Brief: Identify the lines that contain the string "this", then copy each of them.

——

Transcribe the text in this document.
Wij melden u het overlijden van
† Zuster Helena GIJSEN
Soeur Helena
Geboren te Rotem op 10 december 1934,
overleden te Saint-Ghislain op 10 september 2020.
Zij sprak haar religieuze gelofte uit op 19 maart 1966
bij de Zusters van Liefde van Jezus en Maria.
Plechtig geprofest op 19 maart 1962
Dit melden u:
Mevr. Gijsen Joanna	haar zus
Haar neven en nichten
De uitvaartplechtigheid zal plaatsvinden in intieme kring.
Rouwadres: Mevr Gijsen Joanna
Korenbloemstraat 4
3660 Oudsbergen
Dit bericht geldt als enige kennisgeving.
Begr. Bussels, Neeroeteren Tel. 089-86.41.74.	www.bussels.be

——

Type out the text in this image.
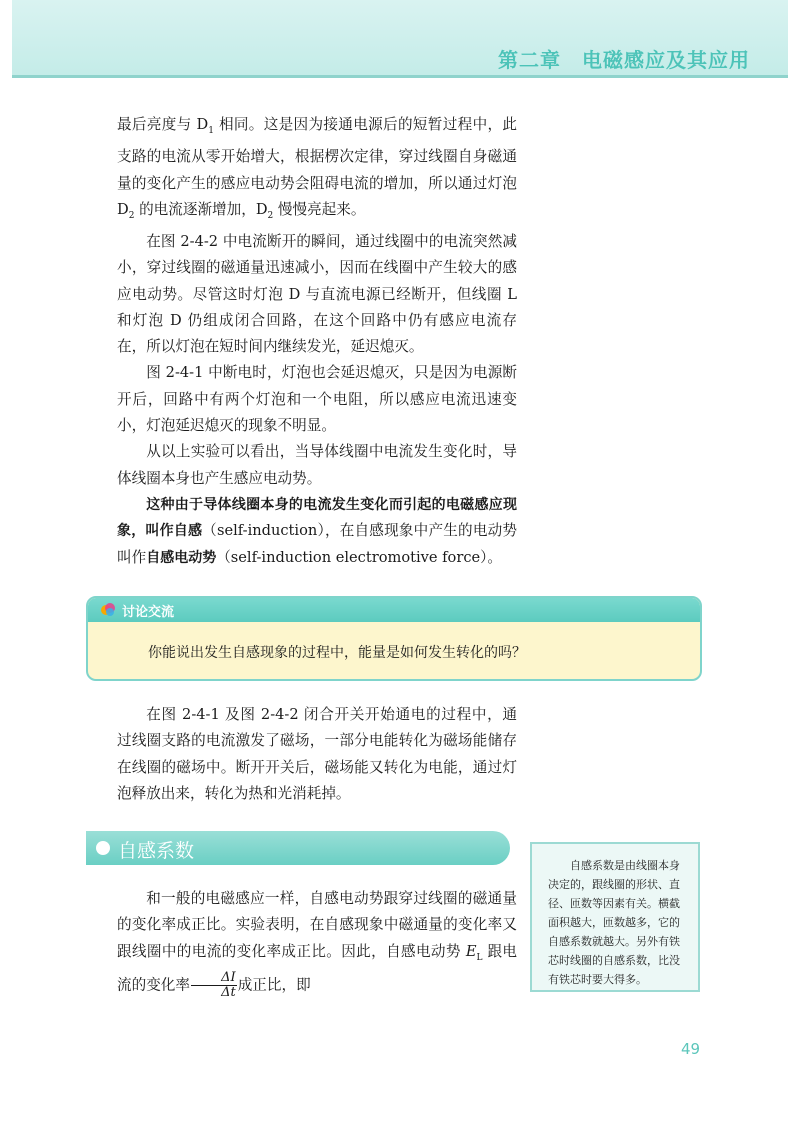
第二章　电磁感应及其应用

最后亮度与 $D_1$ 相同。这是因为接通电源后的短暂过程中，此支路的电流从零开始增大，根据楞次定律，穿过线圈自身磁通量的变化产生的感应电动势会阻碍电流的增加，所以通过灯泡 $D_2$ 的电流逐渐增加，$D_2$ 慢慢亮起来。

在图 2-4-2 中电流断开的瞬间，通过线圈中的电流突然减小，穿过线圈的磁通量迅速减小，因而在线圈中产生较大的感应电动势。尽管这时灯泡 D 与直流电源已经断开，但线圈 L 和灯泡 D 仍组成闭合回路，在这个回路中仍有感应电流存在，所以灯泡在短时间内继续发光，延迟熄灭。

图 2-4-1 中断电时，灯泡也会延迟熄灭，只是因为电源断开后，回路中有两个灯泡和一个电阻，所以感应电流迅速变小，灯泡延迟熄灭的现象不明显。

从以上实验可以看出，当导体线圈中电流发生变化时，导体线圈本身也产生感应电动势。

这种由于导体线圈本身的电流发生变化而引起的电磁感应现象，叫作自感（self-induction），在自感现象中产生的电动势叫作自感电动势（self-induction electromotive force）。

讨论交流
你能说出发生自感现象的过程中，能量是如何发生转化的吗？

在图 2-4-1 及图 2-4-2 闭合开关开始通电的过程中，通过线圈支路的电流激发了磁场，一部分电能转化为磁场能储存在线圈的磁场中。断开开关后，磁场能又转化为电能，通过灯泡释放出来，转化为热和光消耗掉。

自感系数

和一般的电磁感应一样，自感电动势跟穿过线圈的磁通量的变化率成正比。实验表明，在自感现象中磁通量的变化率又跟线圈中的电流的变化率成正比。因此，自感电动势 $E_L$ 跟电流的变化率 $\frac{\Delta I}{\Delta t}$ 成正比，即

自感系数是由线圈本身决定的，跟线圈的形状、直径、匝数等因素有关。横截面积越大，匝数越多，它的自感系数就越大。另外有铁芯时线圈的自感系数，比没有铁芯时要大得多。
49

——

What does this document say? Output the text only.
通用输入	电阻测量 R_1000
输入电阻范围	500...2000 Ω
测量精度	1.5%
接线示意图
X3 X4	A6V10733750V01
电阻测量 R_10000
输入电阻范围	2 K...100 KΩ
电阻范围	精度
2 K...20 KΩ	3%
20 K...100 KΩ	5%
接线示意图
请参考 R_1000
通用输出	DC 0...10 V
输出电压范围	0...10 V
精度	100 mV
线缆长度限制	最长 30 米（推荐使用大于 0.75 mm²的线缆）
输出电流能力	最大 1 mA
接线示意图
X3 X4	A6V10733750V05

——

Task solution:
Transcribe the text in this document.
Type out the text in this image.
What does this document say? Output the text only.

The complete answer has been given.